Goal:
List every line in this data where the string "verò" occurs.

==== Data shown

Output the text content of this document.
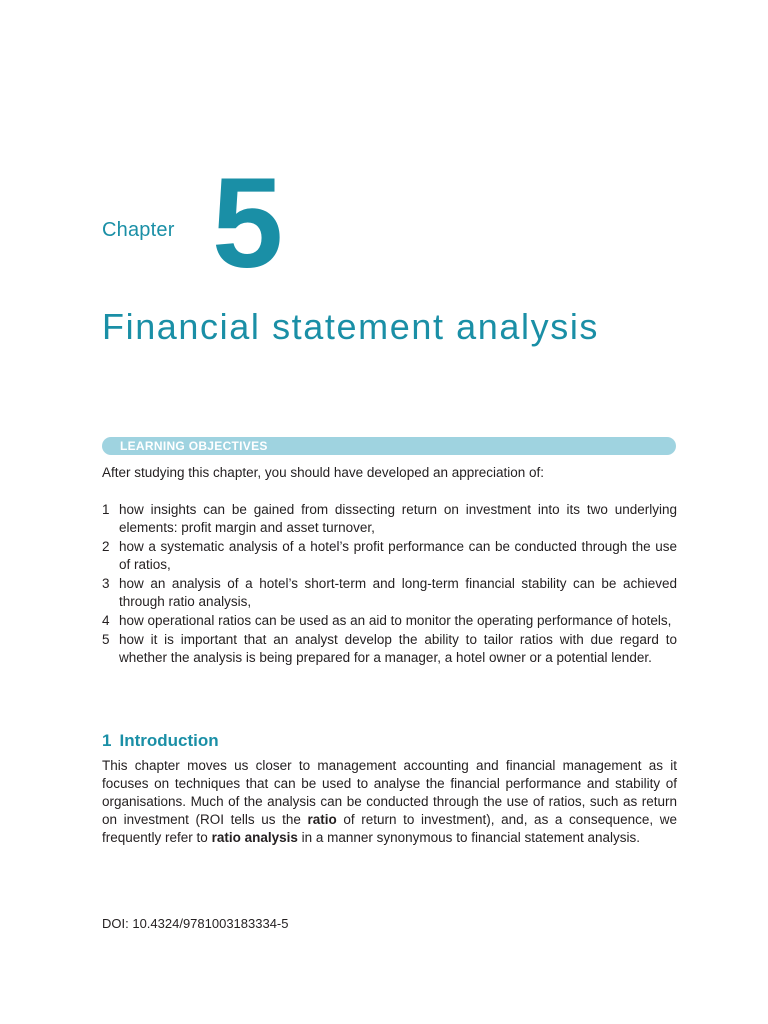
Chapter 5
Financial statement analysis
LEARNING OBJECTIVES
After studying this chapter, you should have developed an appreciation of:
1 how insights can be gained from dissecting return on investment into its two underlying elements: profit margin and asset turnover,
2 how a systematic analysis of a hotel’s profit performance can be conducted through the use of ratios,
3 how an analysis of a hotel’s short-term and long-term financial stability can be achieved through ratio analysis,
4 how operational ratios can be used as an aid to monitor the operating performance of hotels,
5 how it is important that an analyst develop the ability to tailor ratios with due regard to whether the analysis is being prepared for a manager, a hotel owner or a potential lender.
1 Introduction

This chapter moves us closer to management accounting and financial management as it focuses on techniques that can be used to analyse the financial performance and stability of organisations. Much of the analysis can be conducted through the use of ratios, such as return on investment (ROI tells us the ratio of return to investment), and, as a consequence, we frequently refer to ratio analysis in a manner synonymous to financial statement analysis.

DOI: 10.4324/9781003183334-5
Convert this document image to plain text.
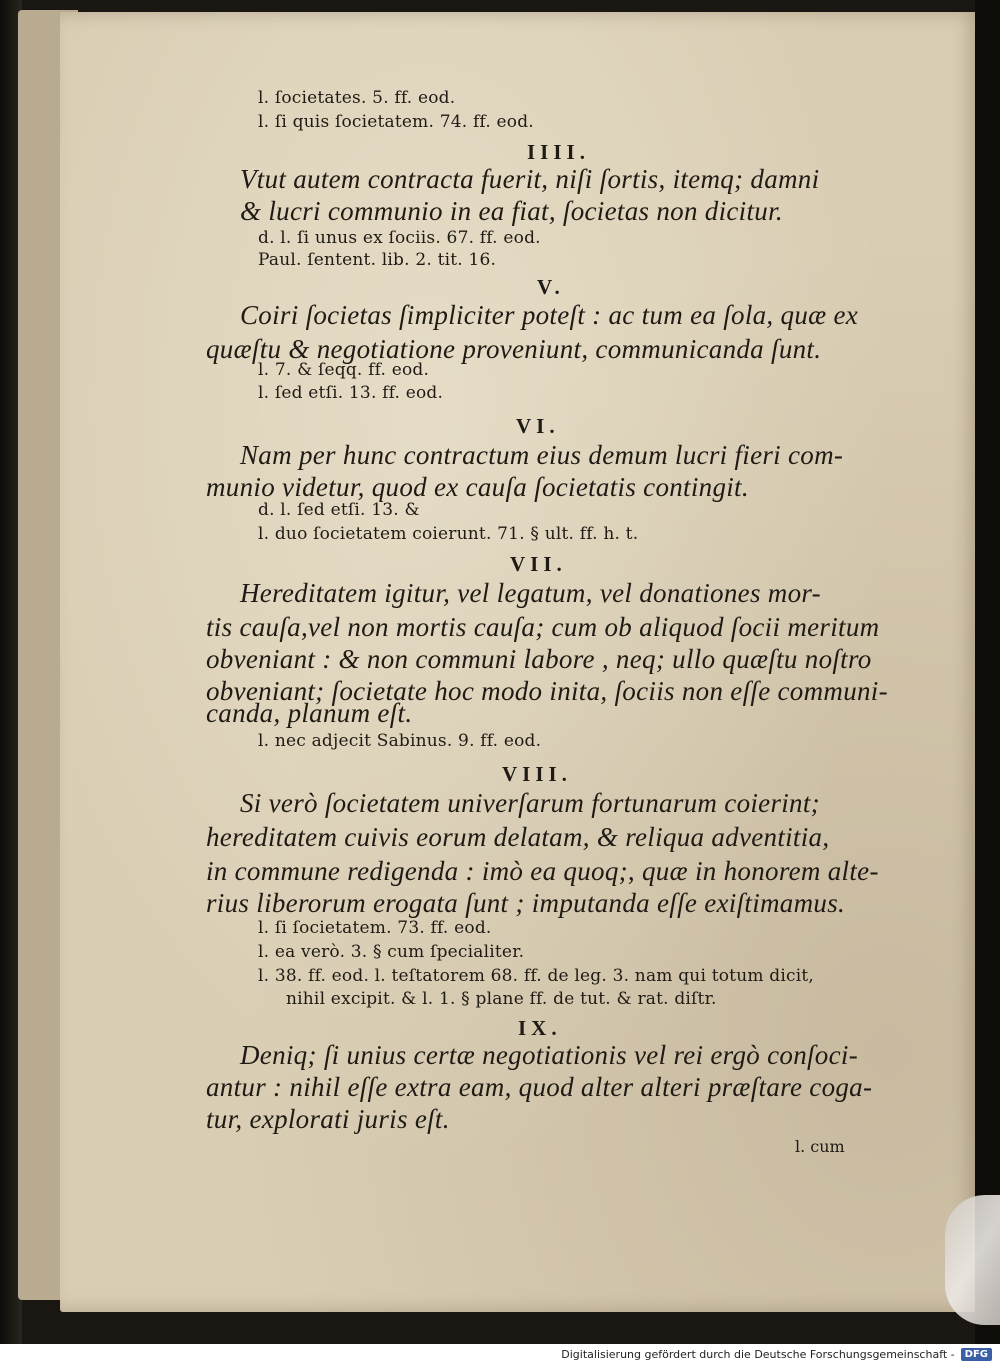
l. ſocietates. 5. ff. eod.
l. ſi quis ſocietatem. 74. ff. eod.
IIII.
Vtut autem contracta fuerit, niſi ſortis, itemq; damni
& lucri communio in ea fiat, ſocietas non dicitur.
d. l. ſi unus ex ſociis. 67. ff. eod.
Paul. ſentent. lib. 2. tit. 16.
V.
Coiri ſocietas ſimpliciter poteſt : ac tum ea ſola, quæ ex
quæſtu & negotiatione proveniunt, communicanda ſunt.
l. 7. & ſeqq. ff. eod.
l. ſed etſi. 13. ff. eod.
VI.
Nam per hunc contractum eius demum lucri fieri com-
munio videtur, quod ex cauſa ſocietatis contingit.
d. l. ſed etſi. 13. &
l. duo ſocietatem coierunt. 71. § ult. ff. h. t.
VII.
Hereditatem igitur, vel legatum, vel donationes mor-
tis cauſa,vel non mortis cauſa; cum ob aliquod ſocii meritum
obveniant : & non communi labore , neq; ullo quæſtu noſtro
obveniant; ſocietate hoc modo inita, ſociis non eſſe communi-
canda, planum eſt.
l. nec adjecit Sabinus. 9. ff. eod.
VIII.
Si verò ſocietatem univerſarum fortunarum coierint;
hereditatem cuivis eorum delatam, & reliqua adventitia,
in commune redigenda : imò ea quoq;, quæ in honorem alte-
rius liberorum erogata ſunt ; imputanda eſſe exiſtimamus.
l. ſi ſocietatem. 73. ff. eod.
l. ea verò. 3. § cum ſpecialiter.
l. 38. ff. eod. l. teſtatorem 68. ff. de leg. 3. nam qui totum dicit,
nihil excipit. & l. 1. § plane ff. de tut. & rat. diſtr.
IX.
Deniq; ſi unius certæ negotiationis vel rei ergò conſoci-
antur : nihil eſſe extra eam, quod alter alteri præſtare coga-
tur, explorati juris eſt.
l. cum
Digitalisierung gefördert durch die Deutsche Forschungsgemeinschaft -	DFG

========
==== Data shown

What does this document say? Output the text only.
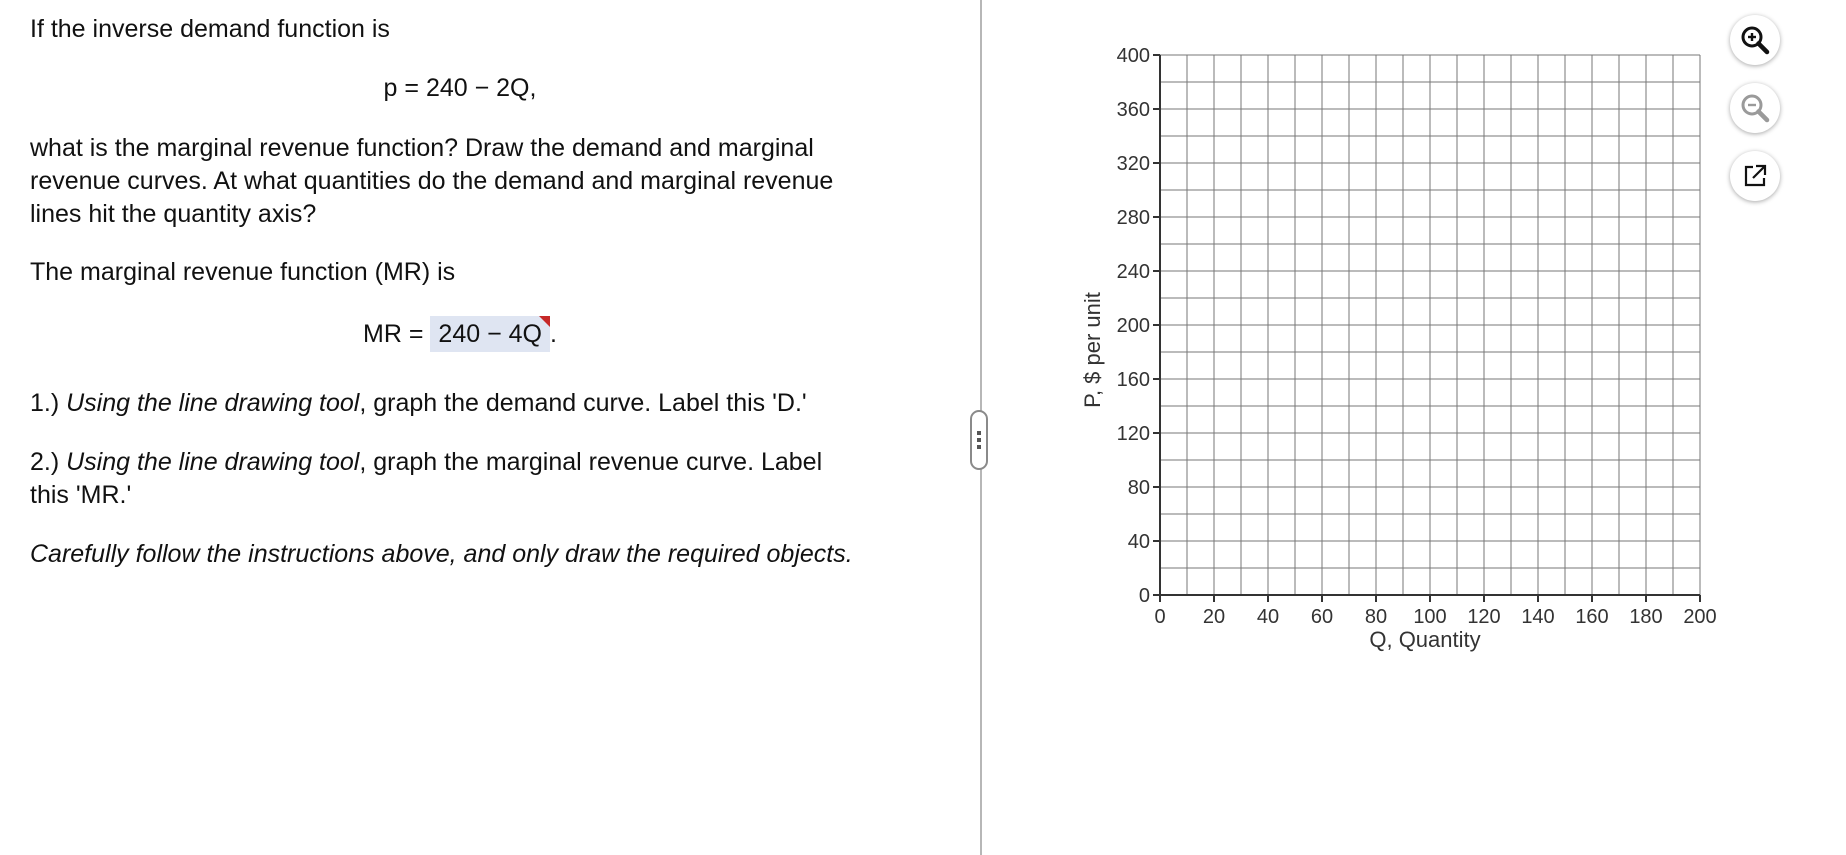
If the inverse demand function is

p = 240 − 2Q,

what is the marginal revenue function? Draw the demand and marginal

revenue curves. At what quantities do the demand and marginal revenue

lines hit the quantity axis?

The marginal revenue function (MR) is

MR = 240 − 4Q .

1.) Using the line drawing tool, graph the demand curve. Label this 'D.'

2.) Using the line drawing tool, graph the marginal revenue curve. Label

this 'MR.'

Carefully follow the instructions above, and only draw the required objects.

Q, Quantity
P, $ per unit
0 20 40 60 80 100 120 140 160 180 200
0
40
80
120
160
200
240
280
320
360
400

========

Result for this exercise:
Si verò ſocietatem univerſarum fortunarum coierint;
l. ea verò. 3. § cum ſpecialiter.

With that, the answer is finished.